Locate every line that holds the string "percentage" and copy it.

** start of Data supplied **

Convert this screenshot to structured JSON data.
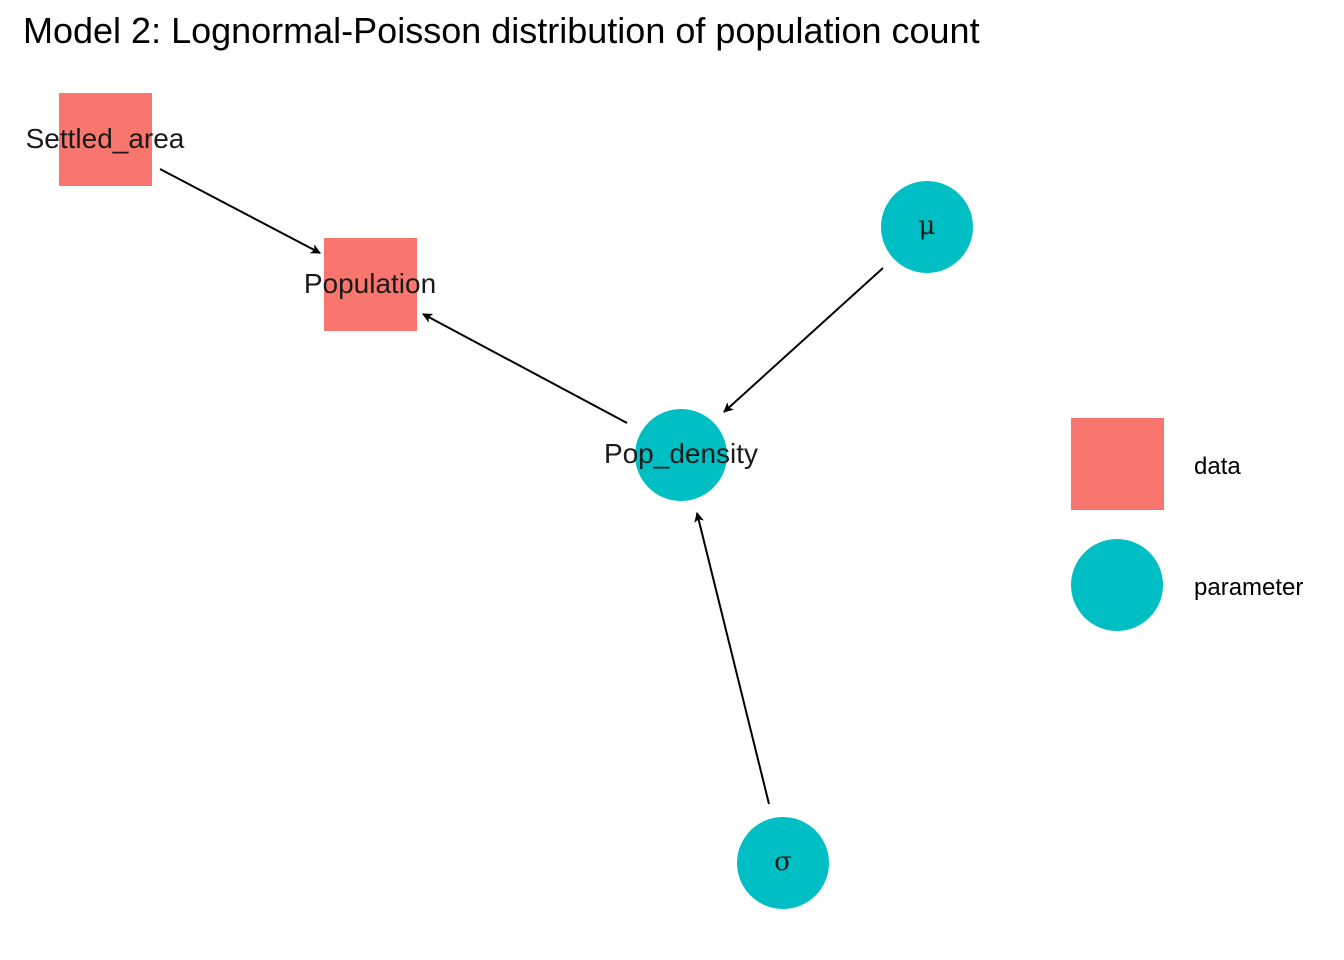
{
  "title": "Model 2: Lognormal-Poisson distribution of population count",
  "colors": {
    "data": "#F8766D",
    "parameter": "#00BFC4",
    "edge": "#000000"
  },
  "nodes": [
    {
      "id": "settled_area",
      "label": "Settled_area",
      "type": "data"
    },
    {
      "id": "population",
      "label": "Population",
      "type": "data"
    },
    {
      "id": "mu",
      "label": "μ",
      "type": "parameter"
    },
    {
      "id": "pop_density",
      "label": "Pop_density",
      "type": "parameter"
    },
    {
      "id": "sigma",
      "label": "σ",
      "type": "parameter"
    }
  ],
  "edges": [
    {
      "from": "settled_area",
      "to": "population"
    },
    {
      "from": "pop_density",
      "to": "population"
    },
    {
      "from": "mu",
      "to": "pop_density"
    },
    {
      "from": "sigma",
      "to": "pop_density"
    }
  ],
  "legend": {
    "items": [
      {
        "label": "data",
        "shape": "square",
        "type": "data"
      },
      {
        "label": "parameter",
        "shape": "circle",
        "type": "parameter"
      }
    ]
  }
}
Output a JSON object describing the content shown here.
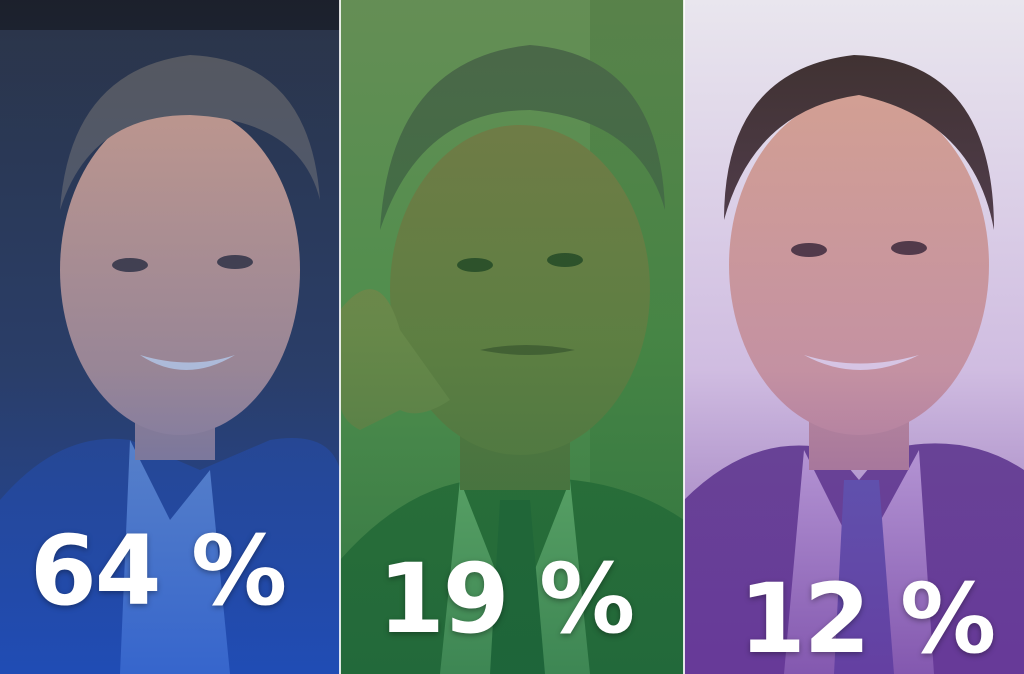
{
  "panels": [
    {
      "percentage": "64 %",
      "tint_color": "#2a5bd6",
      "subject": "man-in-blue-suit-smiling"
    },
    {
      "percentage": "19 %",
      "tint_color": "#2f8f4a",
      "subject": "man-hand-on-temple"
    },
    {
      "percentage": "12 %",
      "tint_color": "#6b3fa0",
      "subject": "man-purple-suit-smiling"
    }
  ]
}
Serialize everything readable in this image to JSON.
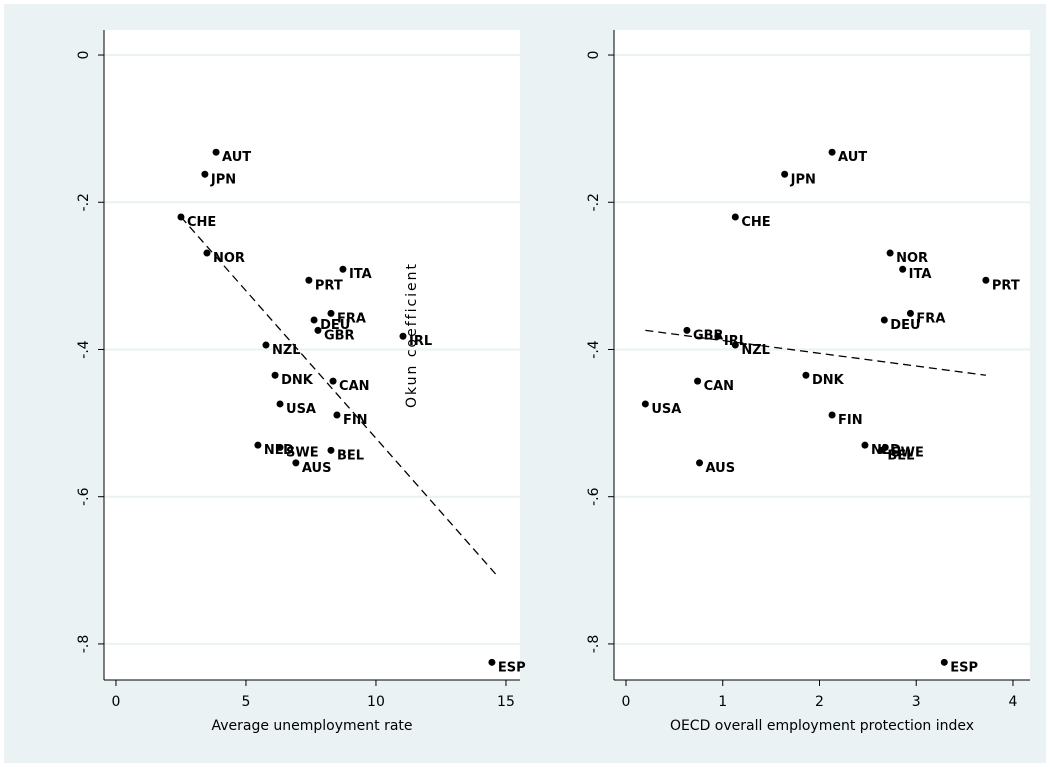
{
  "chart_data": [
    {
      "type": "scatter",
      "xlabel": "Average unemployment rate",
      "annotation": "Okun coefficient",
      "color": "#000000",
      "fit_color": "#000000",
      "grid": true,
      "labels": [
        "AUT",
        "JPN",
        "CHE",
        "NOR",
        "ITA",
        "PRT",
        "FRA",
        "DEU",
        "GBR",
        "IRL",
        "NZL",
        "DNK",
        "CAN",
        "USA",
        "FIN",
        "NLD",
        "SWE",
        "BEL",
        "AUS",
        "ESP"
      ],
      "x": [
        3.85,
        3.42,
        2.5,
        3.5,
        8.73,
        7.42,
        8.27,
        7.62,
        7.77,
        11.04,
        5.77,
        6.12,
        8.35,
        6.31,
        8.5,
        5.46,
        6.31,
        8.27,
        6.92,
        14.46
      ],
      "y": [
        -0.132,
        -0.162,
        -0.22,
        -0.269,
        -0.291,
        -0.306,
        -0.351,
        -0.36,
        -0.374,
        -0.382,
        -0.394,
        -0.435,
        -0.443,
        -0.474,
        -0.489,
        -0.53,
        -0.533,
        -0.537,
        -0.554,
        -0.825
      ],
      "fit": {
        "x": [
          2.5,
          14.6
        ],
        "y": [
          -0.22,
          -0.705
        ]
      },
      "xlim": [
        -0.46,
        15.54
      ],
      "xticks": [
        0,
        5,
        10,
        15
      ],
      "ylim": [
        -0.849,
        0.034
      ],
      "yticks": [
        0,
        {
          "value": -0.2,
          "label": "-.2"
        },
        {
          "value": -0.4,
          "label": "-.4"
        },
        {
          "value": -0.6,
          "label": "-.6"
        },
        {
          "value": -0.8,
          "label": "-.8"
        }
      ]
    },
    {
      "type": "scatter",
      "xlabel": "OECD overall employment protection index",
      "color": "#000000",
      "fit_color": "#000000",
      "grid": true,
      "labels": [
        "AUT",
        "JPN",
        "CHE",
        "NOR",
        "ITA",
        "PRT",
        "FRA",
        "DEU",
        "GBR",
        "IRL",
        "NZL",
        "DNK",
        "CAN",
        "USA",
        "FIN",
        "NLD",
        "SWE",
        "BEL",
        "AUS",
        "ESP"
      ],
      "x": [
        2.13,
        1.64,
        1.13,
        2.73,
        2.86,
        3.72,
        2.94,
        2.67,
        0.63,
        0.95,
        1.13,
        1.86,
        0.74,
        0.2,
        2.13,
        2.47,
        2.68,
        2.64,
        0.76,
        3.29
      ],
      "y": [
        -0.132,
        -0.162,
        -0.22,
        -0.269,
        -0.291,
        -0.306,
        -0.351,
        -0.36,
        -0.374,
        -0.382,
        -0.394,
        -0.435,
        -0.443,
        -0.474,
        -0.489,
        -0.53,
        -0.533,
        -0.537,
        -0.554,
        -0.825
      ],
      "fit": {
        "x": [
          0.2,
          3.72
        ],
        "y": [
          -0.374,
          -0.435
        ]
      },
      "xlim": [
        -0.124,
        4.176
      ],
      "xticks": [
        0,
        1,
        2,
        3,
        4
      ],
      "ylim": [
        -0.849,
        0.034
      ],
      "yticks": [
        0,
        {
          "value": -0.2,
          "label": "-.2"
        },
        {
          "value": -0.4,
          "label": "-.4"
        },
        {
          "value": -0.6,
          "label": "-.6"
        },
        {
          "value": -0.8,
          "label": "-.8"
        }
      ]
    }
  ]
}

** end of Data supplied **

= Answer to this exercise =
      "percentage": "64 %",
      "percentage": "19 %",
      "percentage": "12 %",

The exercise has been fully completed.